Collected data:
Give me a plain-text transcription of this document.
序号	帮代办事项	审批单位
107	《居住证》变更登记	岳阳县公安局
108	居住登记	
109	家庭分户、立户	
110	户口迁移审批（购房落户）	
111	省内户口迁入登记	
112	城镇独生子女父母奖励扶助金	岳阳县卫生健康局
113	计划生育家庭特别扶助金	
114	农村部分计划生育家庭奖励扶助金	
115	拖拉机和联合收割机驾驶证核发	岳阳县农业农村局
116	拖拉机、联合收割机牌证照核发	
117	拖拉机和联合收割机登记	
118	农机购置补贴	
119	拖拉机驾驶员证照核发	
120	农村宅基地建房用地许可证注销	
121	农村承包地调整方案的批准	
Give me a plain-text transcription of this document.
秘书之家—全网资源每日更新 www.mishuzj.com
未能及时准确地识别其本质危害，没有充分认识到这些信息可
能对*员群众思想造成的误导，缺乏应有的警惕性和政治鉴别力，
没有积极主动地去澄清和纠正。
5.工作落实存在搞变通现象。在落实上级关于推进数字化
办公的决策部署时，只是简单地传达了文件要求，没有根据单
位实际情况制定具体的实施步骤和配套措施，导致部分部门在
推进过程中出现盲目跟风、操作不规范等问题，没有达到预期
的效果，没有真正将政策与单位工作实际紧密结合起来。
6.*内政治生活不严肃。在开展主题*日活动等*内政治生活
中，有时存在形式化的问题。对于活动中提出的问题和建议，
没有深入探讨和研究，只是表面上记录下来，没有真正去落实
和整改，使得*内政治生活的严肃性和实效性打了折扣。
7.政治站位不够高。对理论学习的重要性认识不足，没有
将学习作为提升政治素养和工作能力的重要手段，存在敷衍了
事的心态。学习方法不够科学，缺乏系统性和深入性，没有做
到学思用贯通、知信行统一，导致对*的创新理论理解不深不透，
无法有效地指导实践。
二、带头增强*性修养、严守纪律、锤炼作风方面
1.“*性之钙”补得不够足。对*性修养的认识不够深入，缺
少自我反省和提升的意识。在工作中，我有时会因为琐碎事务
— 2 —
--
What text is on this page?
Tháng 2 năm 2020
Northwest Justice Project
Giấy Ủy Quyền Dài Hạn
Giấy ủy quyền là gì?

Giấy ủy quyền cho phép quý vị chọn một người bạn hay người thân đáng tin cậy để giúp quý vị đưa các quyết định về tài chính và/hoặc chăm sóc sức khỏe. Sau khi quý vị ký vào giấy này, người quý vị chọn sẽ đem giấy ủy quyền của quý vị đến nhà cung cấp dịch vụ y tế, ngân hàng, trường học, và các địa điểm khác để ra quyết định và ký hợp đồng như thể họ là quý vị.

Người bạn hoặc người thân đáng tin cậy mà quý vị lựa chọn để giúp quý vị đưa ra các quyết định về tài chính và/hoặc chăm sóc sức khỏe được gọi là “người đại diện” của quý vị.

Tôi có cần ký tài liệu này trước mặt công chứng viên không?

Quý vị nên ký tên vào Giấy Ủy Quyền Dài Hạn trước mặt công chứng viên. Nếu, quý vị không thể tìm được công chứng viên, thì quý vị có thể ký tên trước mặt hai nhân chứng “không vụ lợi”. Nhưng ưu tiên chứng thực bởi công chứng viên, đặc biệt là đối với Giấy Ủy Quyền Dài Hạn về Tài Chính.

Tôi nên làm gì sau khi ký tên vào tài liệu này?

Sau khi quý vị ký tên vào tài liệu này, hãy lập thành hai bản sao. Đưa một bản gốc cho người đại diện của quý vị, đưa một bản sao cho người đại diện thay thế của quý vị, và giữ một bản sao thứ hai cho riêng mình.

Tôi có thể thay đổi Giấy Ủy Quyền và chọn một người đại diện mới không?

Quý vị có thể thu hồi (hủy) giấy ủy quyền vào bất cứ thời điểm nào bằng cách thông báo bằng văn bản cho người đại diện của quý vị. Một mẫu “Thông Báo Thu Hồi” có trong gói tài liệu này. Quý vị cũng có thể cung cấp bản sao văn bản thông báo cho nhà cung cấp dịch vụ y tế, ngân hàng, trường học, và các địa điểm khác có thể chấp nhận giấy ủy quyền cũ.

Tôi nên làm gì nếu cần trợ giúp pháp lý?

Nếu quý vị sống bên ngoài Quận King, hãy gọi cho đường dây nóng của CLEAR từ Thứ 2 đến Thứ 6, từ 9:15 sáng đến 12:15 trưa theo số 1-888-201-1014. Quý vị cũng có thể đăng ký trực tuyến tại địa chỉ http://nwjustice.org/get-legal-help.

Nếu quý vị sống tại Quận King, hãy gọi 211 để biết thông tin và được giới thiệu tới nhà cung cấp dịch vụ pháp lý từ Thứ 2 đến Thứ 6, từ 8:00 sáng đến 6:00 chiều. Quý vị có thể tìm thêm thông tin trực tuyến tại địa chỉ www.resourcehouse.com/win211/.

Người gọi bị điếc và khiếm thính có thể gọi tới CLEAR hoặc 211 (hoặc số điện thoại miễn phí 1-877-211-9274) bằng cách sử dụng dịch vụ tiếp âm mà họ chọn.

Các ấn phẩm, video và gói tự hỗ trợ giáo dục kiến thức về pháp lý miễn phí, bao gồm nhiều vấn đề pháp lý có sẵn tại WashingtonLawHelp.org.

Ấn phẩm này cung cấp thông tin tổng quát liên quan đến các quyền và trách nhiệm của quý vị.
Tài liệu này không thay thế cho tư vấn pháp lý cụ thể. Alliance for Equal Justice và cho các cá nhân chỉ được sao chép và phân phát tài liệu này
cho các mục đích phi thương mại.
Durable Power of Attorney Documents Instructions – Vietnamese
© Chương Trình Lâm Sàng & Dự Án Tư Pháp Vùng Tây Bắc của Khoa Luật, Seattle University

To be done: Locate all lines in the listing above with the word "điểm". Copy them.

Answer for the task:
Giấy ủy quyền cho phép quý vị chọn một người bạn hay người thân đáng tin cậy để giúp quý vị đưa các quyết định về tài chính và/hoặc chăm sóc sức khỏe. Sau khi quý vị ký vào giấy này, người quý vị chọn sẽ đem giấy ủy quyền của quý vị đến nhà cung cấp dịch vụ y tế, ngân hàng, trường học, và các địa điểm khác để ra quyết định và ký hợp đồng như thể họ là quý vị.
Quý vị có thể thu hồi (hủy) giấy ủy quyền vào bất cứ thời điểm nào bằng cách thông báo bằng văn bản cho người đại diện của quý vị. Một mẫu “Thông Báo Thu Hồi” có trong gói tài liệu này. Quý vị cũng có thể cung cấp bản sao văn bản thông báo cho nhà cung cấp dịch vụ y tế, ngân hàng, trường học, và các địa điểm khác có thể chấp nhận giấy ủy quyền cũ.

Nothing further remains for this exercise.